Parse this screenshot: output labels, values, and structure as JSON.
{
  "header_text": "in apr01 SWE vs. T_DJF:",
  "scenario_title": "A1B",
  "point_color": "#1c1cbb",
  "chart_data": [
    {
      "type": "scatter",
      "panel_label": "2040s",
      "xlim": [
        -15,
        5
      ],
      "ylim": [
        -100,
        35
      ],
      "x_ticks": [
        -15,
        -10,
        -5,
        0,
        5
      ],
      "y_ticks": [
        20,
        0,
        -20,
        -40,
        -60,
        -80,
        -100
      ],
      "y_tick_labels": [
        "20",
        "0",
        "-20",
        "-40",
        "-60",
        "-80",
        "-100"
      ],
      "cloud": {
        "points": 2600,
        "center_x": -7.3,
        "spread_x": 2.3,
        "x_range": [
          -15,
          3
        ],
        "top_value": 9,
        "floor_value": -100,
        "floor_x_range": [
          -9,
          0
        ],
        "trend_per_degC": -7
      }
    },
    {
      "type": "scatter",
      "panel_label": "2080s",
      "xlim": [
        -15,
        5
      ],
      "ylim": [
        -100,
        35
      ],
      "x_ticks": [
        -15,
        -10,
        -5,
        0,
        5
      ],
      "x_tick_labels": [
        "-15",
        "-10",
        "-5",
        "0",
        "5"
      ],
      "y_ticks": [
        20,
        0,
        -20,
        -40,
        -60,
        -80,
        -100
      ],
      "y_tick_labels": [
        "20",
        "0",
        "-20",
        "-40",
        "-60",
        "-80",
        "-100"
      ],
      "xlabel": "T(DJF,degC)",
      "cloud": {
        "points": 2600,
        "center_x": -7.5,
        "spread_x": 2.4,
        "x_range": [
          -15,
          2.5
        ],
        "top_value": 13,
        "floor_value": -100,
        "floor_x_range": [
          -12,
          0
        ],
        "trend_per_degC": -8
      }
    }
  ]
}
------------------------------
**INSTRUCTION:** Each line above must be printed exactly as it appears.

**RESULT OF THE EXERCISE:**
Parse this screenshot: output labels, values, and structure as JSON.
{
  "header_text": "in apr01 SWE vs. T_DJF:",
  "scenario_title": "A1B",
  "point_color": "#1c1cbb",
  "chart_data": [
    {
      "type": "scatter",
      "panel_label": "2040s",
      "xlim": [
        -15,
        5
      ],
      "ylim": [
        -100,
        35
      ],
      "x_ticks": [
        -15,
        -10,
        -5,
        0,
        5
      ],
      "y_ticks": [
        20,
        0,
        -20,
        -40,
        -60,
        -80,
        -100
      ],
      "y_tick_labels": [
        "20",
        "0",
        "-20",
        "-40",
        "-60",
        "-80",
        "-100"
      ],
      "cloud": {
        "points": 2600,
        "center_x": -7.3,
        "spread_x": 2.3,
        "x_range": [
          -15,
          3
        ],
        "top_value": 9,
        "floor_value": -100,
        "floor_x_range": [
          -9,
          0
        ],
        "trend_per_degC": -7
      }
    },
    {
      "type": "scatter",
      "panel_label": "2080s",
      "xlim": [
        -15,
        5
      ],
      "ylim": [
        -100,
        35
      ],
      "x_ticks": [
        -15,
        -10,
        -5,
        0,
        5
      ],
      "x_tick_labels": [
        "-15",
        "-10",
        "-5",
        "0",
        "5"
      ],
      "y_ticks": [
        20,
        0,
        -20,
        -40,
        -60,
        -80,
        -100
      ],
      "y_tick_labels": [
        "20",
        "0",
        "-20",
        "-40",
        "-60",
        "-80",
        "-100"
      ],
      "xlabel": "T(DJF,degC)",
      "cloud": {
        "points": 2600,
        "center_x": -7.5,
        "spread_x": 2.4,
        "x_range": [
          -15,
          2.5
        ],
        "top_value": 13,
        "floor_value": -100,
        "floor_x_range": [
          -12,
          0
        ],
        "trend_per_degC": -8
      }
    }
  ]
}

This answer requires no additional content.